> _Data records_
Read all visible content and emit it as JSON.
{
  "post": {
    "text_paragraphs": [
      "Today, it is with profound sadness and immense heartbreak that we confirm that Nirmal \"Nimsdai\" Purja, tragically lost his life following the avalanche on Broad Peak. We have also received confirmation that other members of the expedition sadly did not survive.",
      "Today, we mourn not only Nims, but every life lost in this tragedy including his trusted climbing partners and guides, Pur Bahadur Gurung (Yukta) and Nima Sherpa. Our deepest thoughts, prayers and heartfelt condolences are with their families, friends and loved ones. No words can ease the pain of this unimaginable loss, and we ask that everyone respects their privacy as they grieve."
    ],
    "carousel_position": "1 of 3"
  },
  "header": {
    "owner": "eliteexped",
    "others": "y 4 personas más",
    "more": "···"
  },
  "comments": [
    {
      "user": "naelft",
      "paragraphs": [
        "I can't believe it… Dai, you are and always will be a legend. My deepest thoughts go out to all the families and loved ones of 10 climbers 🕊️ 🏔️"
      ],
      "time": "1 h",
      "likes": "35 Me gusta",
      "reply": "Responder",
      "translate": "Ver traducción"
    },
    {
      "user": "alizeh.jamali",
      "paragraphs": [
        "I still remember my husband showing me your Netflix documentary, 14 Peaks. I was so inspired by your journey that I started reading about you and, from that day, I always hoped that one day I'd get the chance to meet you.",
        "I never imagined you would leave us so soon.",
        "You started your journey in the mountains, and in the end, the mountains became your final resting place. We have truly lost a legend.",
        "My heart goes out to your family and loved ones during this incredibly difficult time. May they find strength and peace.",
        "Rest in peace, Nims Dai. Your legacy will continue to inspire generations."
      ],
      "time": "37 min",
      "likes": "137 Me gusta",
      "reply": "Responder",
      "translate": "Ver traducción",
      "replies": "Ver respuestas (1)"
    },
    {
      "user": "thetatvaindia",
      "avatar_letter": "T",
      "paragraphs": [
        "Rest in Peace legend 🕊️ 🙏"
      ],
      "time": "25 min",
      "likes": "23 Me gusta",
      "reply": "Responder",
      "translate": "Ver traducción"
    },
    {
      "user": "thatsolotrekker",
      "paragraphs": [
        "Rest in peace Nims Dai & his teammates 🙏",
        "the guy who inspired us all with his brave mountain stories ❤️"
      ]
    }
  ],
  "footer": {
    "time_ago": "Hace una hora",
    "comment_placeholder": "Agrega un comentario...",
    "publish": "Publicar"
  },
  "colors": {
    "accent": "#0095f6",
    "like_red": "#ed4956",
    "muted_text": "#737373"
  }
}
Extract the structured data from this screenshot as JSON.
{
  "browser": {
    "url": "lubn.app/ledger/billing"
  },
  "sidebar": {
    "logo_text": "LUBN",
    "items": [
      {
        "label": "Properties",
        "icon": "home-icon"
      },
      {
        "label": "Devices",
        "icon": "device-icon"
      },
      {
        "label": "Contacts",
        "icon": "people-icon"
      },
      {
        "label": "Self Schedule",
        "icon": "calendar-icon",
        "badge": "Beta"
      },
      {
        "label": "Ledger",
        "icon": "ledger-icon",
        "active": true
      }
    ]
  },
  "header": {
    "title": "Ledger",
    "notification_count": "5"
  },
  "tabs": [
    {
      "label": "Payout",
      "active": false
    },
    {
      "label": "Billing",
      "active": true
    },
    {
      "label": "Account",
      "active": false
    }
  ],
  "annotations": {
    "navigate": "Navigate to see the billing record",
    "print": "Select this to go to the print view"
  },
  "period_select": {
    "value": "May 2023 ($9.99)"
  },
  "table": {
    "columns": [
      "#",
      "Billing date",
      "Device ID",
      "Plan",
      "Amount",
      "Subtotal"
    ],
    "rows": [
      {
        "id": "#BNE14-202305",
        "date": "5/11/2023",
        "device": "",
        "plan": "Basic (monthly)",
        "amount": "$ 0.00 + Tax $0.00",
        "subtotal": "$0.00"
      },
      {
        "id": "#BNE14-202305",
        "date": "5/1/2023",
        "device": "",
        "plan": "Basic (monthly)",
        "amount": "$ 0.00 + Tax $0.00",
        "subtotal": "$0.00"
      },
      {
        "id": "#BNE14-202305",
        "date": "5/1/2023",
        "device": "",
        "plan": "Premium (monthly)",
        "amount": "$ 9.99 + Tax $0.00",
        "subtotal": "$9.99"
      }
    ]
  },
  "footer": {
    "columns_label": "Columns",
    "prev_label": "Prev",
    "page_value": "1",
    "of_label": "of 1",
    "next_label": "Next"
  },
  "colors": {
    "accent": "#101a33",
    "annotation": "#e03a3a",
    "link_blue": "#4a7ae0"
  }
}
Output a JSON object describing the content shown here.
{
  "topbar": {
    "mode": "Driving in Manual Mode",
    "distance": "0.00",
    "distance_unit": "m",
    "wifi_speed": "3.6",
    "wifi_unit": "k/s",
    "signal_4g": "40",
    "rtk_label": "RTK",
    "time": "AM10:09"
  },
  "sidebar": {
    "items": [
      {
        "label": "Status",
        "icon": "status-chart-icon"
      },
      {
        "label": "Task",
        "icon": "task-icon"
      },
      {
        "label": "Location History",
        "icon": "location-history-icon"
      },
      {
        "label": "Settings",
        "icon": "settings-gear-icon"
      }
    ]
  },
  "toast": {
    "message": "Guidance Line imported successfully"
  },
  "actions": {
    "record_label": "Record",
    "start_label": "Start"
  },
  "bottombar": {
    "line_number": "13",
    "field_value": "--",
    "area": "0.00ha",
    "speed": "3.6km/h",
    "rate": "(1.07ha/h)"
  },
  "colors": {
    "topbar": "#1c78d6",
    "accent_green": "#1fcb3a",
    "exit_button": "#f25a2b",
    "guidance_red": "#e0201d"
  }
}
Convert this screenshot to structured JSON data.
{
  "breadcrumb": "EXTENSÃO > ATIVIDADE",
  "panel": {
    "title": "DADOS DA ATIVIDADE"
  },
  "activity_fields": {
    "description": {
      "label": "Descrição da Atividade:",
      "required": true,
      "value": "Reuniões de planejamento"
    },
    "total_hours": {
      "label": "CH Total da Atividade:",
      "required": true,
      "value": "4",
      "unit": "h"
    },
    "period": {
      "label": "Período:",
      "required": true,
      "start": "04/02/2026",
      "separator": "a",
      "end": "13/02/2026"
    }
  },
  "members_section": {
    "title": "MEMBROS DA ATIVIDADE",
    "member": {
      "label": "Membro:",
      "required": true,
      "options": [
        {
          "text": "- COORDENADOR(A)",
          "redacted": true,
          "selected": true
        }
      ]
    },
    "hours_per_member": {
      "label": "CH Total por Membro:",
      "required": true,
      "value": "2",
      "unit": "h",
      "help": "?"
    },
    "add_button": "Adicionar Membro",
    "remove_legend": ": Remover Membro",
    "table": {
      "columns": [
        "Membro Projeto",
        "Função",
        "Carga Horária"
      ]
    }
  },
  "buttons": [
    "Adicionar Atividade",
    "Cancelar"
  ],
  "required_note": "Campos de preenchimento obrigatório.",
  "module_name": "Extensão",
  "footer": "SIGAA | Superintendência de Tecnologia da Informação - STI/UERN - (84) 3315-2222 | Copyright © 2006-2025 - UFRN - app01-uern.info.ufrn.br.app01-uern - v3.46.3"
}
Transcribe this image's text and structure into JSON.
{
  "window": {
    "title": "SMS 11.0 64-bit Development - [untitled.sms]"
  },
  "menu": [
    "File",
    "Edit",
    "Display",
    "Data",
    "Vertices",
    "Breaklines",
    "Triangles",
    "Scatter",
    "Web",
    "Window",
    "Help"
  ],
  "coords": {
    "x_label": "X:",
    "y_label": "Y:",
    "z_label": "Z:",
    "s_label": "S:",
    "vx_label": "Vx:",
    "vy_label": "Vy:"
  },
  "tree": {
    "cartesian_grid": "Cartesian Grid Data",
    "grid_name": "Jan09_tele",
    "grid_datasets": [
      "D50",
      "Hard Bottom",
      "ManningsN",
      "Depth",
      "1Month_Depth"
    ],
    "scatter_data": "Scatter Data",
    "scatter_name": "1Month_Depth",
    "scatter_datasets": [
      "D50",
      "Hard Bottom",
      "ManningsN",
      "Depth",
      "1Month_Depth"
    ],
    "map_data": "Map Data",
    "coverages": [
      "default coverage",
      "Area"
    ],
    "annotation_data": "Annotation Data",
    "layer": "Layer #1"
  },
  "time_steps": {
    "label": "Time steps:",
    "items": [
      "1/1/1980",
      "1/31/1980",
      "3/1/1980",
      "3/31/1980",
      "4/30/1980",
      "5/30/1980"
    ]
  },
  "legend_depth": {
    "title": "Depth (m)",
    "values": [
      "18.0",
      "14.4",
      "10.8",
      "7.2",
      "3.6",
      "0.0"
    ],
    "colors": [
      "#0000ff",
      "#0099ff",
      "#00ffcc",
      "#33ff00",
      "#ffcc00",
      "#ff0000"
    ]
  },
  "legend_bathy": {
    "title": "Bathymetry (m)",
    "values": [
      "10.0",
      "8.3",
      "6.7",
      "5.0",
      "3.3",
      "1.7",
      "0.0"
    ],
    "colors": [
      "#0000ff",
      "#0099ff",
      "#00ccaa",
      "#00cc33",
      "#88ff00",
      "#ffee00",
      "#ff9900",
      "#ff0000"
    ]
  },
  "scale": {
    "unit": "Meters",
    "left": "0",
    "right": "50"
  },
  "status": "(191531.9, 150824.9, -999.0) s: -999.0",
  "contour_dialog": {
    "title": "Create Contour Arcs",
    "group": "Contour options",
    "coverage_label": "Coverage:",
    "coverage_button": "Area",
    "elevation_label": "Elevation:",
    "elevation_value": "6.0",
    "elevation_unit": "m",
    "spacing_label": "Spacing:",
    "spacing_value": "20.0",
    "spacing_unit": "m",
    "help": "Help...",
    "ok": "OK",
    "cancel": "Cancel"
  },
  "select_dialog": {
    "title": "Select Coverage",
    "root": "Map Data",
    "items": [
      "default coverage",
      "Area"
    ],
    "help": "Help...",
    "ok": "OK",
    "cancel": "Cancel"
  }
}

> _Aim of the task_
Copy each line from the records above that includes the string "this".

> _Final result_
      "Today, we mourn not only Nims, but every life lost in this tragedy including his trusted climbing partners and guides, Pur Bahadur Gurung (Yukta) and Nima Sherpa. Our deepest thoughts, prayers and heartfelt condolences are with their families, friends and loved ones. No words can ease the pain of this unimaginable loss, and we ask that everyone respects their privacy as they grieve."
        "My heart goes out to your family and loved ones during this incredibly difficult time. May they find strength and peace.",
Extract the structured data from this screenshot as JSON.
    "print": "Select this to go to the print view"
Convert this screenshot to structured JSON data.
Transcribe this image's text and structure into JSON.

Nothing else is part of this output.